Exact duplicates of all entries are needed.

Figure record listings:
══════════
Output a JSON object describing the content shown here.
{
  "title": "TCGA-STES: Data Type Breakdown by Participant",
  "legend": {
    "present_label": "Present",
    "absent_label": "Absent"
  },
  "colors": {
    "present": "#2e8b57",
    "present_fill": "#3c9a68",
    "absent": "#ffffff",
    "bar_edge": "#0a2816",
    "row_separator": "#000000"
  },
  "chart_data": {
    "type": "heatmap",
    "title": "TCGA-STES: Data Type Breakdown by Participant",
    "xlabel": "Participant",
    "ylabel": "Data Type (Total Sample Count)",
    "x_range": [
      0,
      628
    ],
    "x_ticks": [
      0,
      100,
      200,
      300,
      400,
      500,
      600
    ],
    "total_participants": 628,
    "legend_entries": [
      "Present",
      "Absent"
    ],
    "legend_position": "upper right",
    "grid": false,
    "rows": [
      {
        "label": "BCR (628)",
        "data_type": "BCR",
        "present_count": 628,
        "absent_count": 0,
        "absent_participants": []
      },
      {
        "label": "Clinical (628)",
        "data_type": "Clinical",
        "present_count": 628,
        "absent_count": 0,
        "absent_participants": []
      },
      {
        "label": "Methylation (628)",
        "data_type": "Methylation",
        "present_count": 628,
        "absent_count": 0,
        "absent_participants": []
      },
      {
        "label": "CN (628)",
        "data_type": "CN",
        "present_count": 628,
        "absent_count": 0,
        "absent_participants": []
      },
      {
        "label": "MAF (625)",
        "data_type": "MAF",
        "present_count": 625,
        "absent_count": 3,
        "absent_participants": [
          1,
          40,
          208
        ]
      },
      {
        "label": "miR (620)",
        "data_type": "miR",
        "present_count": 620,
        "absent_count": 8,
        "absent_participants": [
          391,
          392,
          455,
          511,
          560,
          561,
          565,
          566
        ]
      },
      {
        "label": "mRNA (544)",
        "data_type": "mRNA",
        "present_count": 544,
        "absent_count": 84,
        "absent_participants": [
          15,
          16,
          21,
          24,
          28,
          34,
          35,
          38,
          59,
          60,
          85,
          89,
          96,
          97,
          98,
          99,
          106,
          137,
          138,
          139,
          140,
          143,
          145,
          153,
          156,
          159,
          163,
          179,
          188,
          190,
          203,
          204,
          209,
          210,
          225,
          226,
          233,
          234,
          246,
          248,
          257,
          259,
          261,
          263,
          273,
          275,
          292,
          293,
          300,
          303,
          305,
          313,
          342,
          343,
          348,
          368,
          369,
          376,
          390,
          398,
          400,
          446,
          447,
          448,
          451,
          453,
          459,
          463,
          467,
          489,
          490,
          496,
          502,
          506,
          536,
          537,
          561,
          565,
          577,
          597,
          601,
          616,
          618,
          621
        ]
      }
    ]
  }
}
══════════
Task output>
Output a JSON object describing the content shown here.
{
  "title": "TCGA-STES: Data Type Breakdown by Participant",
  "legend": {
    "present_label": "Present",
    "absent_label": "Absent"
  },
  "colors": {
    "present": "#2e8b57",
    "present_fill": "#3c9a68",
    "absent": "#ffffff",
    "bar_edge": "#0a2816",
    "row_separator": "#000000"
  },
  "chart_data": {
    "type": "heatmap",
    "title": "TCGA-STES: Data Type Breakdown by Participant",
    "xlabel": "Participant",
    "ylabel": "Data Type (Total Sample Count)",
    "x_range": [
      0,
      628
    ],
    "x_ticks": [
      0,
      100,
      200,
      300,
      400,
      500,
      600
    ],
    "total_participants": 628,
    "legend_entries": [
      "Present",
      "Absent"
    ],
    "legend_position": "upper right",
    "grid": false,
    "rows": [
      {
        "label": "BCR (628)",
        "data_type": "BCR",
        "present_count": 628,
        "absent_count": 0,
        "absent_participants": []
      },
      {
        "label": "Clinical (628)",
        "data_type": "Clinical",
        "present_count": 628,
        "absent_count": 0,
        "absent_participants": []
      },
      {
        "label": "Methylation (628)",
        "data_type": "Methylation",
        "present_count": 628,
        "absent_count": 0,
        "absent_participants": []
      },
      {
        "label": "CN (628)",
        "data_type": "CN",
        "present_count": 628,
        "absent_count": 0,
        "absent_participants": []
      },
      {
        "label": "MAF (625)",
        "data_type": "MAF",
        "present_count": 625,
        "absent_count": 3,
        "absent_participants": [
          1,
          40,
          208
        ]
      },
      {
        "label": "miR (620)",
        "data_type": "miR",
        "present_count": 620,
        "absent_count": 8,
        "absent_participants": [
          391,
          392,
          455,
          511,
          560,
          561,
          565,
          566
        ]
      },
      {
        "label": "mRNA (544)",
        "data_type": "mRNA",
        "present_count": 544,
        "absent_count": 84,
        "absent_participants": [
          15,
          16,
          21,
          24,
          28,
          34,
          35,
          38,
          59,
          60,
          85,
          89,
          96,
          97,
          98,
          99,
          106,
          137,
          138,
          139,
          140,
          143,
          145,
          153,
          156,
          159,
          163,
          179,
          188,
          190,
          203,
          204,
          209,
          210,
          225,
          226,
          233,
          234,
          246,
          248,
          257,
          259,
          261,
          263,
          273,
          275,
          292,
          293,
          300,
          303,
          305,
          313,
          342,
          343,
          348,
          368,
          369,
          376,
          390,
          398,
          400,
          446,
          447,
          448,
          451,
          453,
          459,
          463,
          467,
          489,
          490,
          496,
          502,
          506,
          536,
          537,
          561,
          565,
          577,
          597,
          601,
          616,
          618,
          621
        ]
      }
    ]
  }
}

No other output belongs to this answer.